• Goal: Reproduce every one of the records below line for line, leaving the pictures out.

===== Supplied material =====

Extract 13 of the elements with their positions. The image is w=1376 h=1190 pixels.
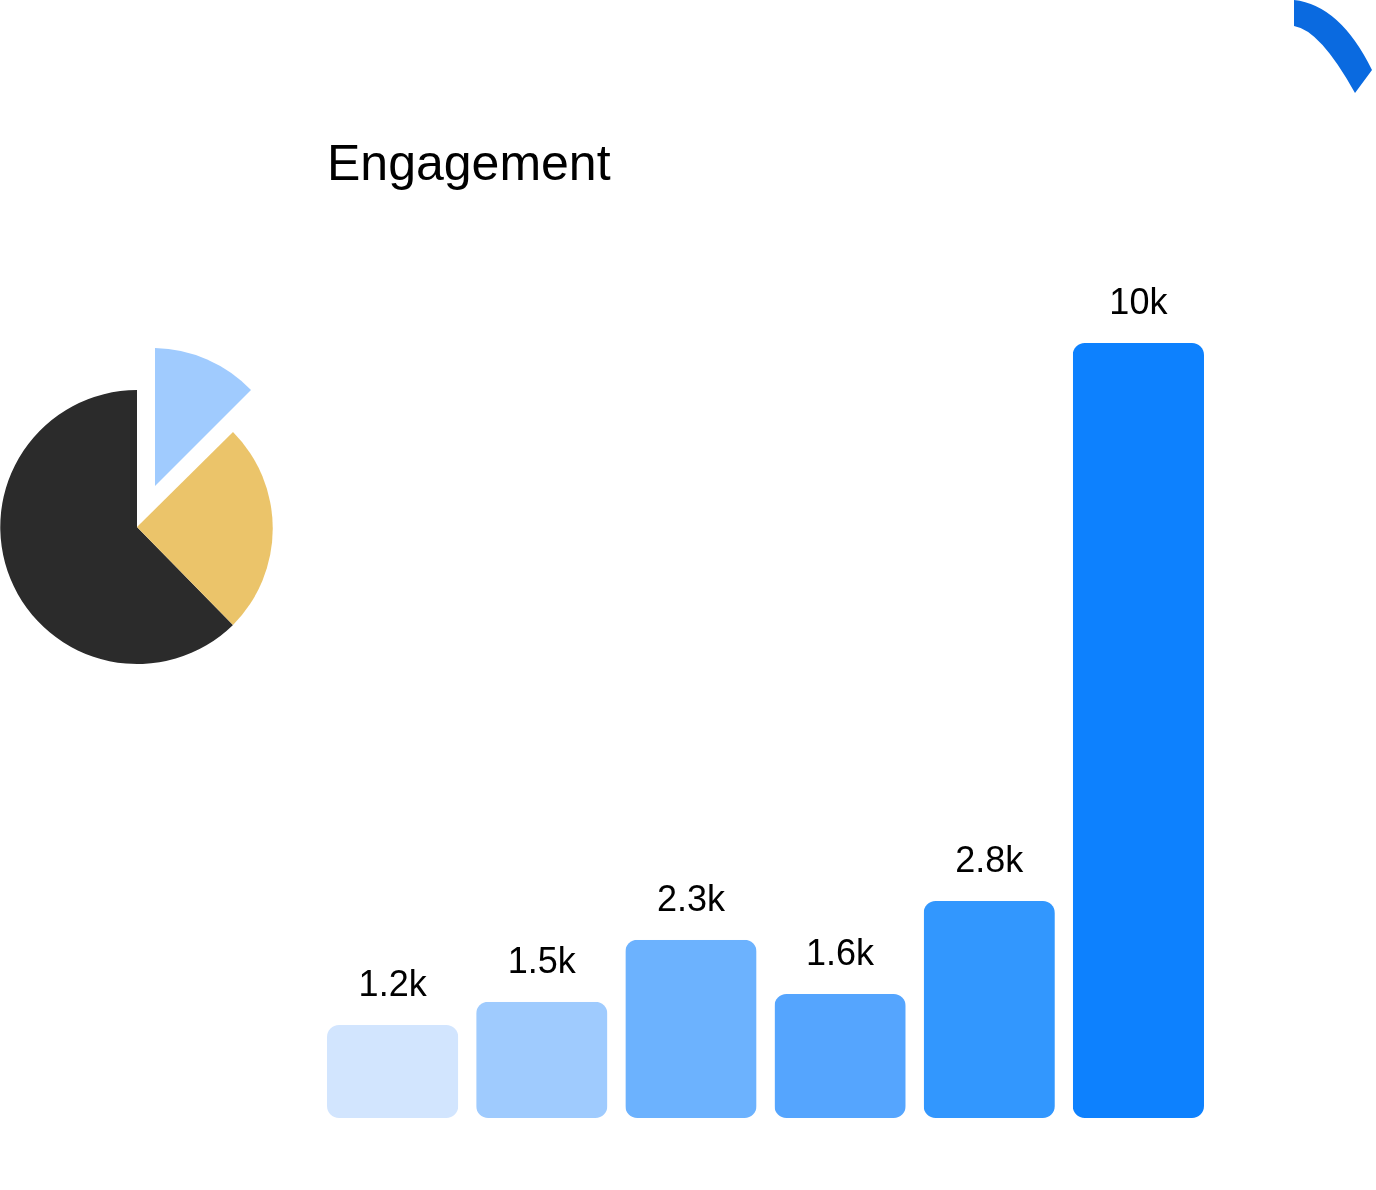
data-label: 1.6k <box>806 932 876 973</box>
data-label: 1.5k <box>507 939 577 981</box>
bar <box>774 994 906 1118</box>
bar <box>1072 343 1204 1118</box>
data-label: 10k <box>1109 281 1169 322</box>
data-label: 1.2k <box>358 963 428 1004</box>
data-label: 2.8k <box>955 839 1025 880</box>
bar <box>923 901 1055 1118</box>
data-label: 2.3k <box>656 877 726 919</box>
bar <box>327 1025 459 1118</box>
bar <box>625 939 757 1118</box>
chart-title: Engagement <box>327 135 611 191</box>
bar <box>476 1001 608 1118</box>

=====

• Written response:
Extract 13 of the elements with their positions. The image is w=1376 h=1190 pixels.
data-label: 1.6k <box>806 932 876 973</box>
data-label: 1.5k <box>507 939 577 981</box>
bar <box>774 994 906 1118</box>
bar <box>1072 343 1204 1118</box>
data-label: 10k <box>1109 281 1169 322</box>
data-label: 1.2k <box>358 963 428 1004</box>
data-label: 2.8k <box>955 839 1025 880</box>
bar <box>923 901 1055 1118</box>
data-label: 2.3k <box>656 877 726 919</box>
bar <box>327 1025 459 1118</box>
bar <box>625 939 757 1118</box>
chart-title: Engagement <box>327 135 611 191</box>
bar <box>476 1001 608 1118</box>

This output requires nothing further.